- [Goal]
The lines to be copied run from the one containing "Read this page and output its text content." to the end of the material below; reproduce them exactly, including both ends, and nothing more.

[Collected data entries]
>> BEGIN
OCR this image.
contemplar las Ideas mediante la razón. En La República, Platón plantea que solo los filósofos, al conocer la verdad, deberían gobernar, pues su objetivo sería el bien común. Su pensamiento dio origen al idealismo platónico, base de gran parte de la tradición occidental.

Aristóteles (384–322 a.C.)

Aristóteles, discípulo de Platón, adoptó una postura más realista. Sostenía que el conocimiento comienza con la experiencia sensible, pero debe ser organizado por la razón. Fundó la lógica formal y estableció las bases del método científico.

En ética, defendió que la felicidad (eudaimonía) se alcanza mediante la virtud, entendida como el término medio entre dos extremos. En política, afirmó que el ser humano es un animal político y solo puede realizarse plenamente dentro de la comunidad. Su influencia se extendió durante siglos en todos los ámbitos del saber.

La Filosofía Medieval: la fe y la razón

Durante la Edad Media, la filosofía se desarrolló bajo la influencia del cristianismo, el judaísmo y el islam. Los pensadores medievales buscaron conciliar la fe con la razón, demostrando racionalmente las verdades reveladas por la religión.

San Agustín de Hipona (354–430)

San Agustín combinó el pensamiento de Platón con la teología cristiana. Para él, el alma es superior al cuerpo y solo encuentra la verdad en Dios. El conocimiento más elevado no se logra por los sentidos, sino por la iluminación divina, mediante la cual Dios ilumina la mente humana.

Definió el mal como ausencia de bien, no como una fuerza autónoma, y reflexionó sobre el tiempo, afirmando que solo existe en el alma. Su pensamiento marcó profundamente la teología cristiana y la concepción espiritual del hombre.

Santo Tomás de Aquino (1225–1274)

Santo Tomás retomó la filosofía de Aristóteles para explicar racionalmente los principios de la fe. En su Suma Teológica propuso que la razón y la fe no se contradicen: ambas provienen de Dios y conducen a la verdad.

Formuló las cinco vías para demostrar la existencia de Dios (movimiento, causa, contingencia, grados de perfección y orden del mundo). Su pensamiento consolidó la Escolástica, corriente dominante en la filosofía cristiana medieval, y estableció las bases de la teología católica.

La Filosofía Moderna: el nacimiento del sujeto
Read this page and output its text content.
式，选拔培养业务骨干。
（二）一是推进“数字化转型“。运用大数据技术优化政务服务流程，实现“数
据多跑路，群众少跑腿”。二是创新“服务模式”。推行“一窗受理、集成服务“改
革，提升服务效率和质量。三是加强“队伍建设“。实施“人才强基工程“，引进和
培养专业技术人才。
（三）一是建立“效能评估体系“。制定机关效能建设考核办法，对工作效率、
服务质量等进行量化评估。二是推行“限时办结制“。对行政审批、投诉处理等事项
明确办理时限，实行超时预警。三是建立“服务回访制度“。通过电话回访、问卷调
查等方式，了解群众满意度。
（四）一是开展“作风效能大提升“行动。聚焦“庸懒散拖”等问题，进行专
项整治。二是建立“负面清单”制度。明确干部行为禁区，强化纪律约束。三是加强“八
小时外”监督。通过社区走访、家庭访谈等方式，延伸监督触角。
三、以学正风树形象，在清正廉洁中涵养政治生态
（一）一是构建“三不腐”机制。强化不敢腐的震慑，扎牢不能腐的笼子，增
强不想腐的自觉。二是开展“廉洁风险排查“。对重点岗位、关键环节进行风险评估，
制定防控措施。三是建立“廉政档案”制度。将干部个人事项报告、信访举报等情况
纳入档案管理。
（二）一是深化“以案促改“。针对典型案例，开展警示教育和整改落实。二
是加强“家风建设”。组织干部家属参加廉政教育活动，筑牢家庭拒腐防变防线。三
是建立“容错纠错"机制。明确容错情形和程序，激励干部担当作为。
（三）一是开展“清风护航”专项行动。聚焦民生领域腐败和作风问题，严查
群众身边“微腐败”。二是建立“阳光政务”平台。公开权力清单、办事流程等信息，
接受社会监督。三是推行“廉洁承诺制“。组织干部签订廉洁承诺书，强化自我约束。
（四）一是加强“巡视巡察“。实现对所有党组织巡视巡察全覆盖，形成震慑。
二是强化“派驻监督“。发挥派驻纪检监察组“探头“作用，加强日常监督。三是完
>> END
- [Response to the exercise]
Read this page and output its text content.
式，选拔培养业务骨干。
（二）一是推进“数字化转型“。运用大数据技术优化政务服务流程，实现“数
据多跑路，群众少跑腿”。二是创新“服务模式”。推行“一窗受理、集成服务“改
革，提升服务效率和质量。三是加强“队伍建设“。实施“人才强基工程“，引进和
培养专业技术人才。
（三）一是建立“效能评估体系“。制定机关效能建设考核办法，对工作效率、
服务质量等进行量化评估。二是推行“限时办结制“。对行政审批、投诉处理等事项
明确办理时限，实行超时预警。三是建立“服务回访制度“。通过电话回访、问卷调
查等方式，了解群众满意度。
（四）一是开展“作风效能大提升“行动。聚焦“庸懒散拖”等问题，进行专
项整治。二是建立“负面清单”制度。明确干部行为禁区，强化纪律约束。三是加强“八
小时外”监督。通过社区走访、家庭访谈等方式，延伸监督触角。
三、以学正风树形象，在清正廉洁中涵养政治生态
（一）一是构建“三不腐”机制。强化不敢腐的震慑，扎牢不能腐的笼子，增
强不想腐的自觉。二是开展“廉洁风险排查“。对重点岗位、关键环节进行风险评估，
制定防控措施。三是建立“廉政档案”制度。将干部个人事项报告、信访举报等情况
纳入档案管理。
（二）一是深化“以案促改“。针对典型案例，开展警示教育和整改落实。二
是加强“家风建设”。组织干部家属参加廉政教育活动，筑牢家庭拒腐防变防线。三
是建立“容错纠错"机制。明确容错情形和程序，激励干部担当作为。
（三）一是开展“清风护航”专项行动。聚焦民生领域腐败和作风问题，严查
群众身边“微腐败”。二是建立“阳光政务”平台。公开权力清单、办事流程等信息，
接受社会监督。三是推行“廉洁承诺制“。组织干部签订廉洁承诺书，强化自我约束。
（四）一是加强“巡视巡察“。实现对所有党组织巡视巡察全覆盖，形成震慑。
二是强化“派驻监督“。发挥派驻纪检监察组“探头“作用，加强日常监督。三是完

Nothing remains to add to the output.